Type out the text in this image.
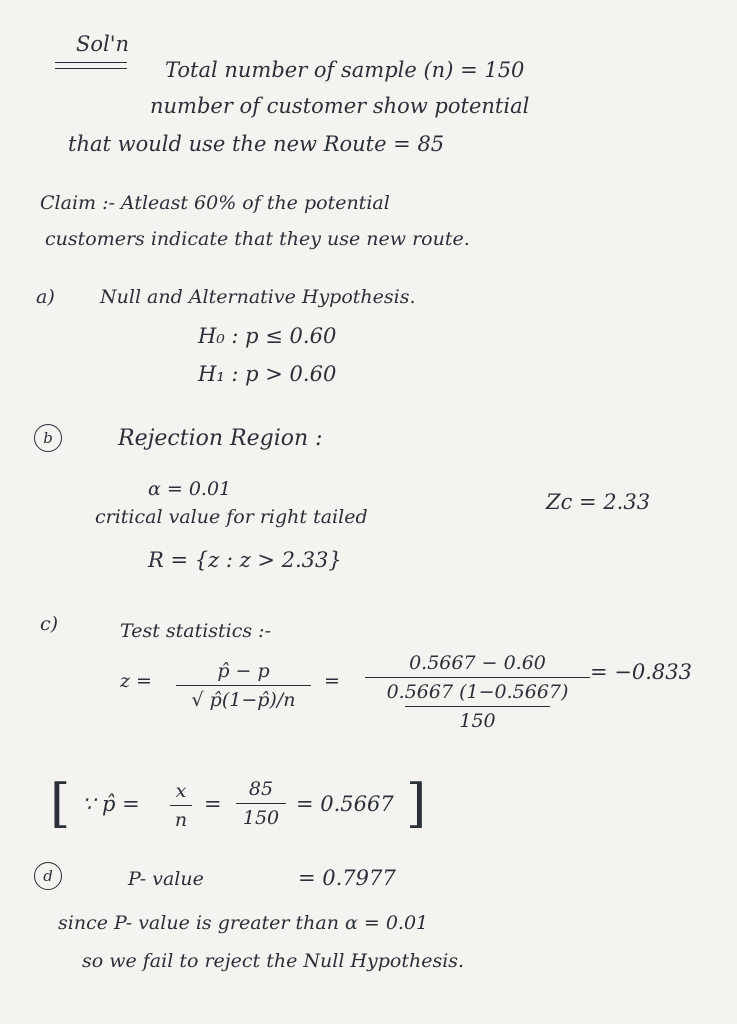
Sol'n
Total number of sample (n) = 150
number of customer show potential
that would use the new Route = 85
Claim :- Atleast 60% of the potential
customers indicate that they use new route.
a) Null and Alternative Hypothesis.
H₀ : p ≤ 0.60
H₁ : p > 0.60
b	Rejection Region :
α = 0.01
critical value for right tailed
Zc = 2.33
R = {z : z > 2.33}
c)	Test statistics :-
z =	p̂ − p
√ p̂(1−p̂)/n
=
0.5667 − 0.60
0.5667 (1−0.5667)
150
= −0.833
[ ∵ p̂ =
x
n
=
85
150
= 0.5667 ]
d	P- value	= 0.7977
since P- value is greater than α = 0.01
so we fail to reject the Null Hypothesis.
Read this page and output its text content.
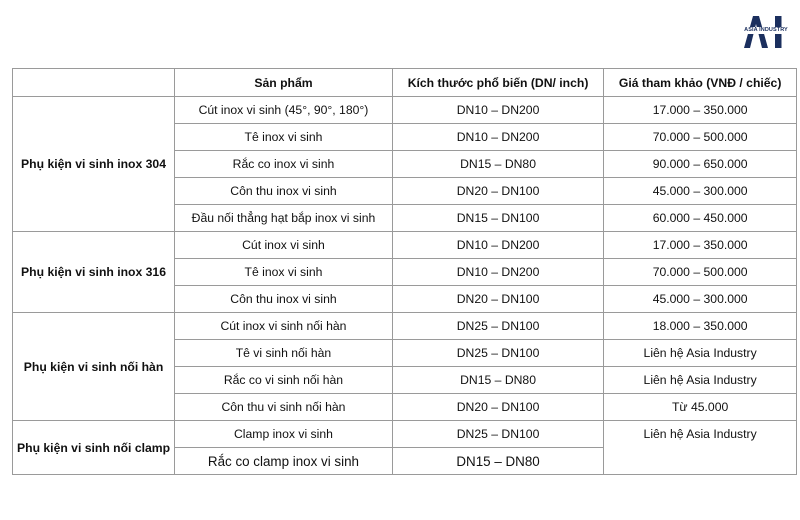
ASIA INDUSTRY
	Sản phẩm	Kích thước phổ biến (DN/ inch)	Giá tham khảo (VNĐ / chiếc)
Phụ kiện vi sinh inox 304	Cút inox vi sinh (45°, 90°, 180°)	DN10 – DN200	17.000 – 350.000
	Tê inox vi sinh	DN10 – DN200	70.000 – 500.000
	Rắc co inox vi sinh	DN15 – DN80	90.000 – 650.000
	Côn thu inox vi sinh	DN20 – DN100	45.000 – 300.000
	Đầu nối thẳng hạt bắp inox vi sinh	DN15 – DN100	60.000 – 450.000
Phụ kiện vi sinh inox 316	Cút inox vi sinh	DN10 – DN200	17.000 – 350.000
	Tê inox vi sinh	DN10 – DN200	70.000 – 500.000
	Côn thu inox vi sinh	DN20 – DN100	45.000 – 300.000
Phụ kiện vi sinh nối hàn	Cút inox vi sinh nối hàn	DN25 – DN100	18.000 – 350.000
	Tê vi sinh nối hàn	DN25 – DN100	Liên hệ Asia Industry
	Rắc co vi sinh nối hàn	DN15 – DN80	Liên hệ Asia Industry
	Côn thu vi sinh nối hàn	DN20 – DN100	Từ 45.000
Phụ kiện vi sinh nối clamp	Clamp inox vi sinh	DN25 – DN100	Liên hệ Asia Industry
	Rắc co clamp inox vi sinh	DN15 – DN80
##############################
* _WHAT IS NEEDED_
Copy every line in the records above that contains the word "this".

* _FINISHED ANSWER_
Type out the text in this image.
Read this page and output its text content.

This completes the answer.